[Data under study Boundary: Start]
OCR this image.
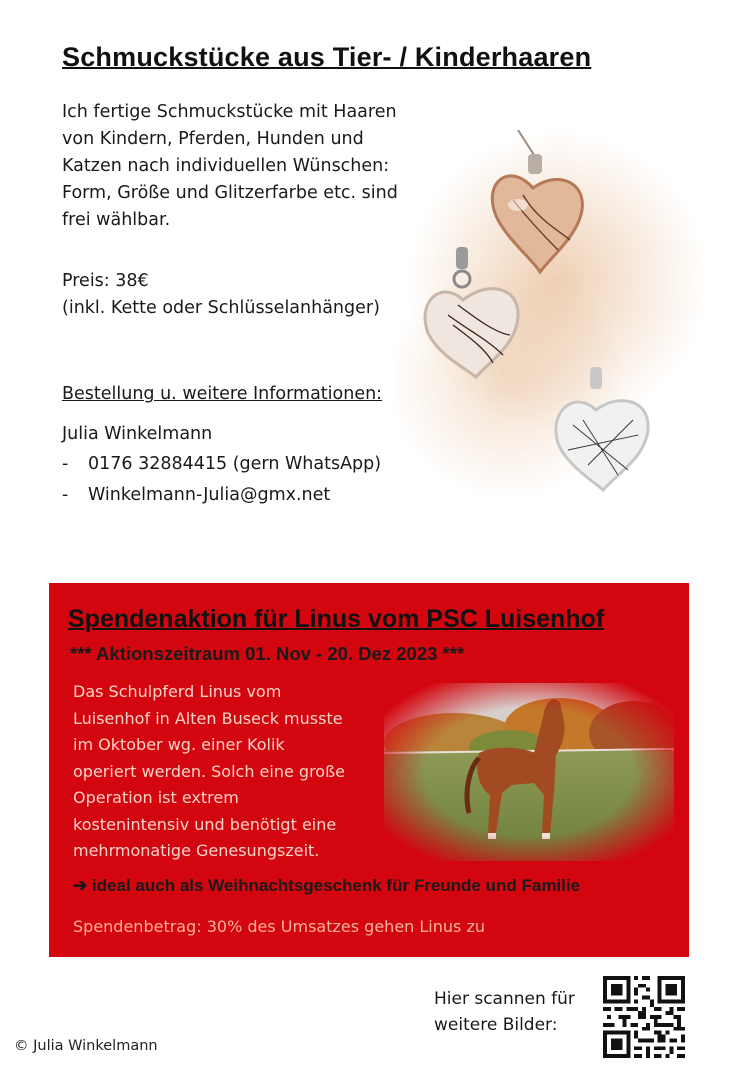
Schmuckstücke aus Tier- / Kinderhaaren

Ich fertige Schmuckstücke mit Haaren
von Kindern, Pferden, Hunden und
Katzen nach individuellen Wünschen:
Form, Größe und Glitzerfarbe etc. sind
frei wählbar.

Preis: 38€
(inkl. Kette oder Schlüsselanhänger)

Bestellung u. weitere Informationen:
Julia Winkelmann
- 0176 32884415 (gern WhatsApp)
- Winkelmann-Julia@gmx.net
Spendenaktion für Linus vom PSC Luisenhof
*** Aktionszeitraum 01. Nov - 20. Dez 2023 ***

Das Schulpferd Linus vom
Luisenhof in Alten Buseck musste
im Oktober wg. einer Kolik
operiert werden. Solch eine große
Operation ist extrem
kostenintensiv und benötigt eine
mehrmonatige Genesungszeit.

➔ ideal auch als Weihnachtsgeschenk für Freunde und Familie
Spendenbetrag: 30% des Umsatzes gehen Linus zu

Hier scannen für
weitere Bilder:

© Julia Winkelmann
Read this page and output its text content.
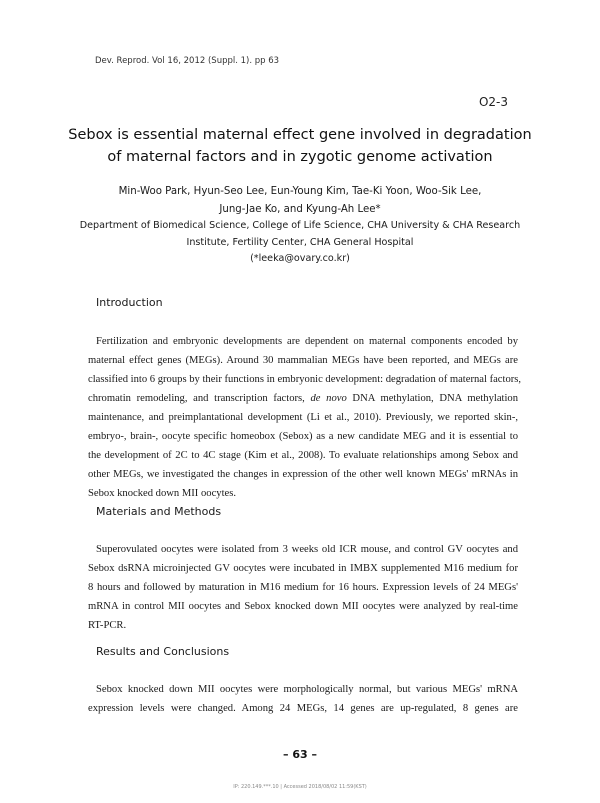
Dev. Reprod. Vol 16, 2012 (Suppl. 1). pp 63
O2-3
Sebox is essential maternal effect gene involved in degradation
of maternal factors and in zygotic genome activation
Min-Woo Park, Hyun-Seo Lee, Eun-Young Kim, Tae-Ki Yoon, Woo-Sik Lee,
Jung-Jae Ko, and Kyung-Ah Lee*
Department of Biomedical Science, College of Life Science, CHA University & CHA Research
Institute, Fertility Center, CHA General Hospital
(*leeka@ovary.co.kr)
Introduction
Fertilization and embryonic developments are dependent on maternal components encoded by
maternal effect genes (MEGs). Around 30 mammalian MEGs have been reported, and MEGs are
classified into 6 groups by their functions in embryonic development: degradation of maternal factors,
chromatin remodeling, and transcription factors, de novo DNA methylation, DNA methylation
maintenance, and preimplantational development (Li et al., 2010). Previously, we reported skin-,
embryo-, brain-, oocyte specific homeobox (Sebox) as a new candidate MEG and it is essential to
the development of 2C to 4C stage (Kim et al., 2008). To evaluate relationships among Sebox and
other MEGs, we investigated the changes in expression of the other well known MEGs' mRNAs in
Sebox knocked down MII oocytes.
Materials and Methods
Superovulated oocytes were isolated from 3 weeks old ICR mouse, and control GV oocytes and
Sebox dsRNA microinjected GV oocytes were incubated in IMBX supplemented M16 medium for
8 hours and followed by maturation in M16 medium for 16 hours. Expression levels of 24 MEGs'
mRNA in control MII oocytes and Sebox knocked down MII oocytes were analyzed by real-time
RT-PCR.
Results and Conclusions
Sebox knocked down MII oocytes were morphologically normal, but various MEGs' mRNA
expression levels were changed. Among 24 MEGs, 14 genes are up-regulated, 8 genes are
– 63 –
IP: 220.149.***.10 | Accessed 2018/08/02 11:59(KST)
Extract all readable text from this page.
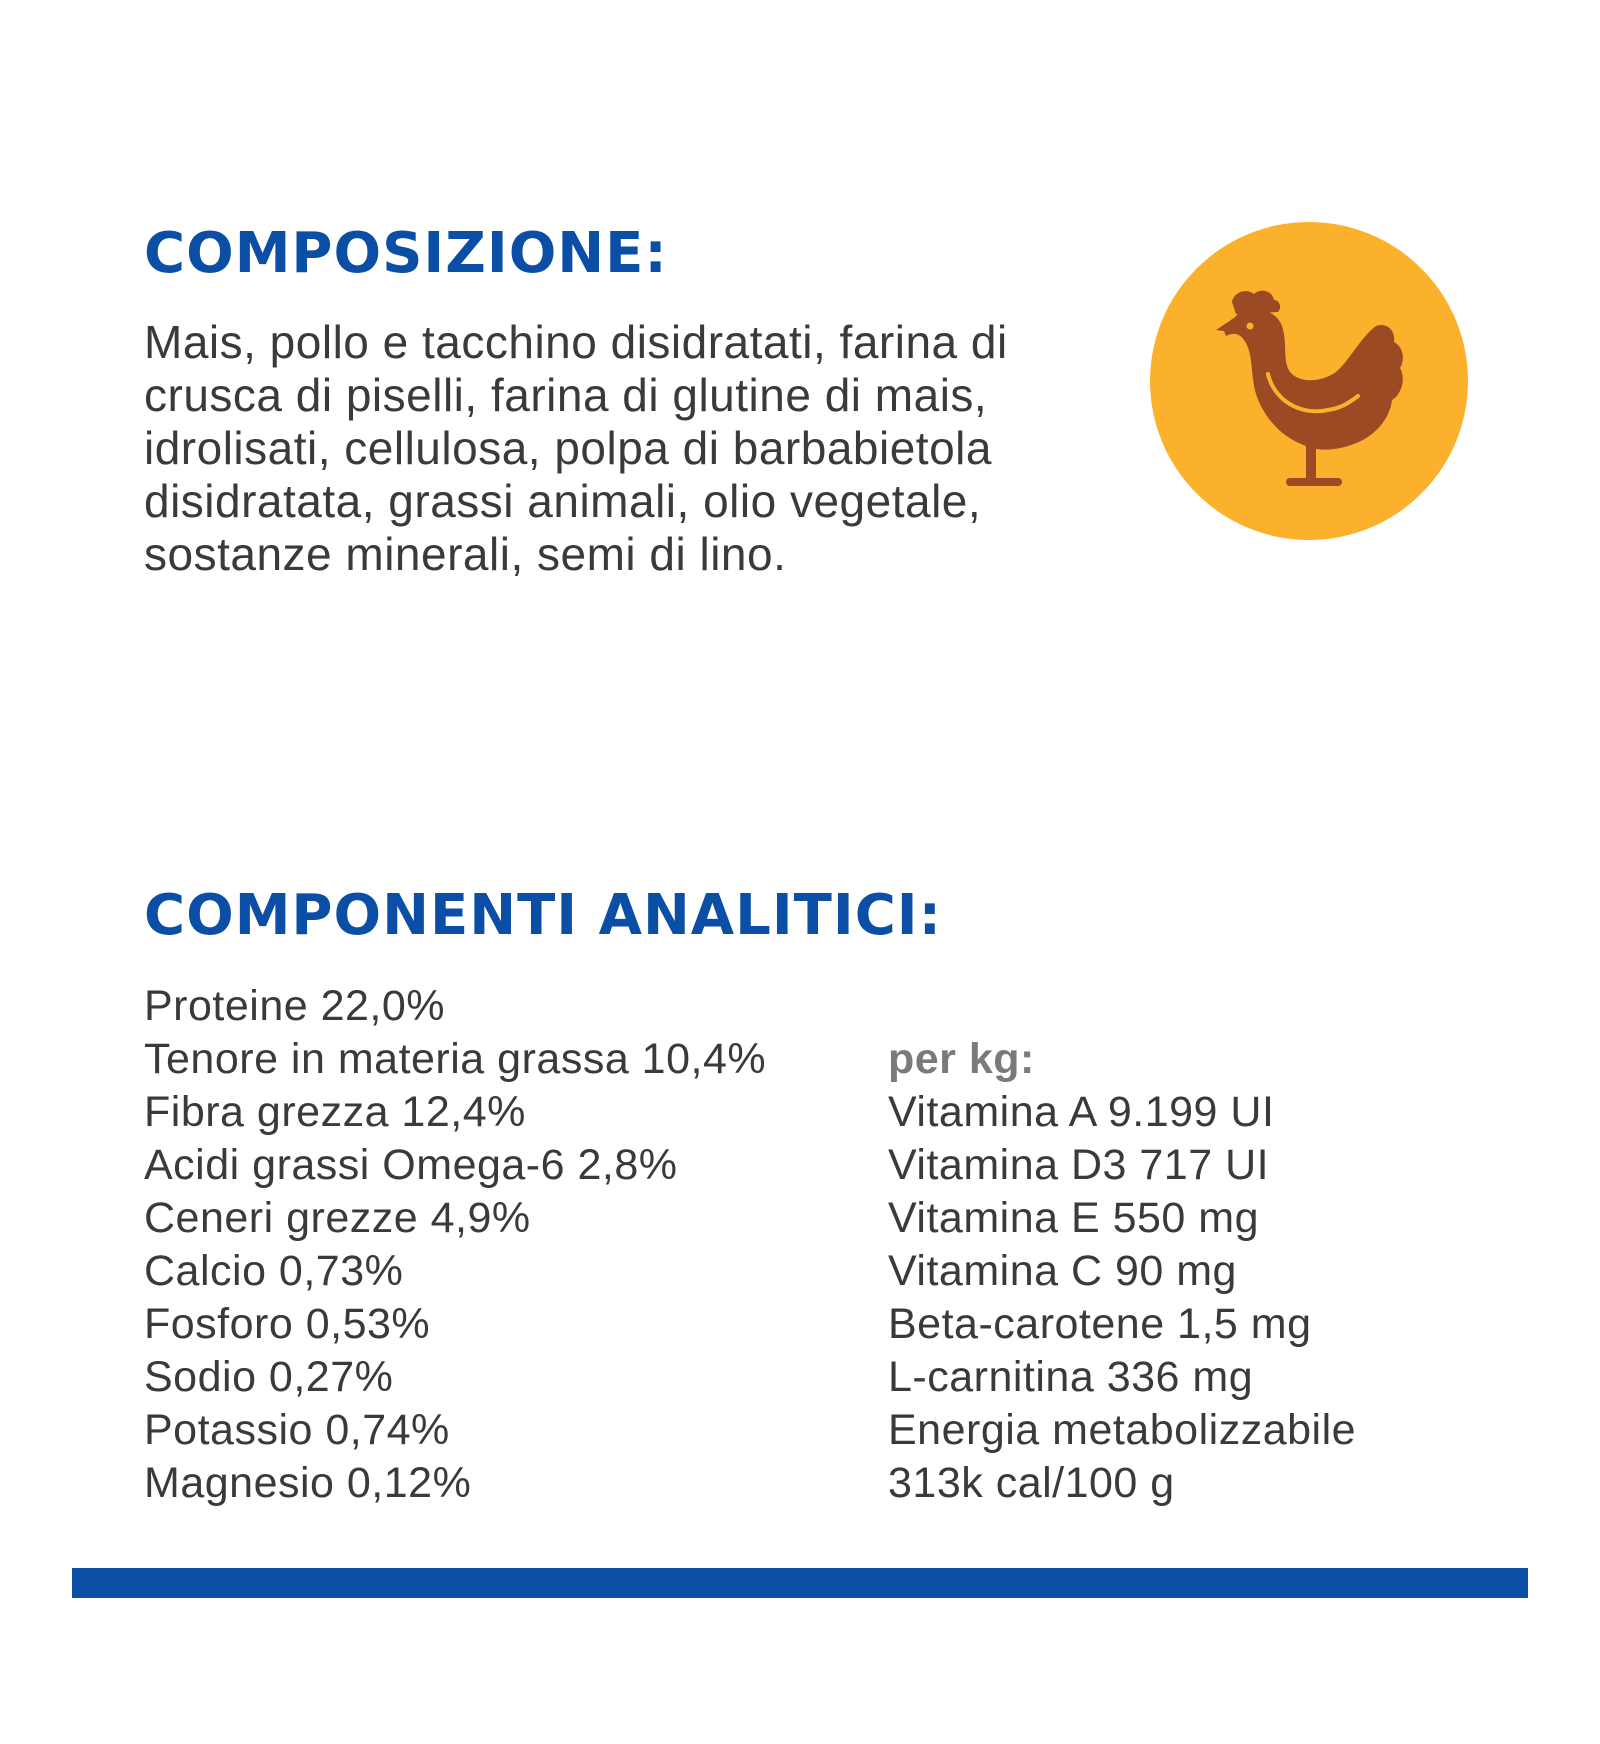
COMPOSIZIONE:

Mais, pollo e tacchino disidratati, farina di crusca di piselli, farina di glutine di mais, idrolisati, cellulosa, polpa di barbabietola disidratata, grassi animali, olio vegetale, sostanze minerali, semi di lino.

COMPONENTI ANALITICI:
Proteine 22,0%
Tenore in materia grassa 10,4%
Fibra grezza 12,4%
Acidi grassi Omega-6 2,8%
Ceneri grezze 4,9%
Calcio 0,73%
Fosforo 0,53%
Sodio 0,27%
Potassio 0,74%
Magnesio 0,12%
per kg:
Vitamina A 9.199 UI
Vitamina D3 717 UI
Vitamina E 550 mg
Vitamina C 90 mg
Beta-carotene 1,5 mg
L-carnitina 336 mg
Energia metabolizzabile
313k cal/100 g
[Data under study Boundary: End]
_Required action_: For the records above, state how many lines contain "levels", and nothing more.

_Output_: 2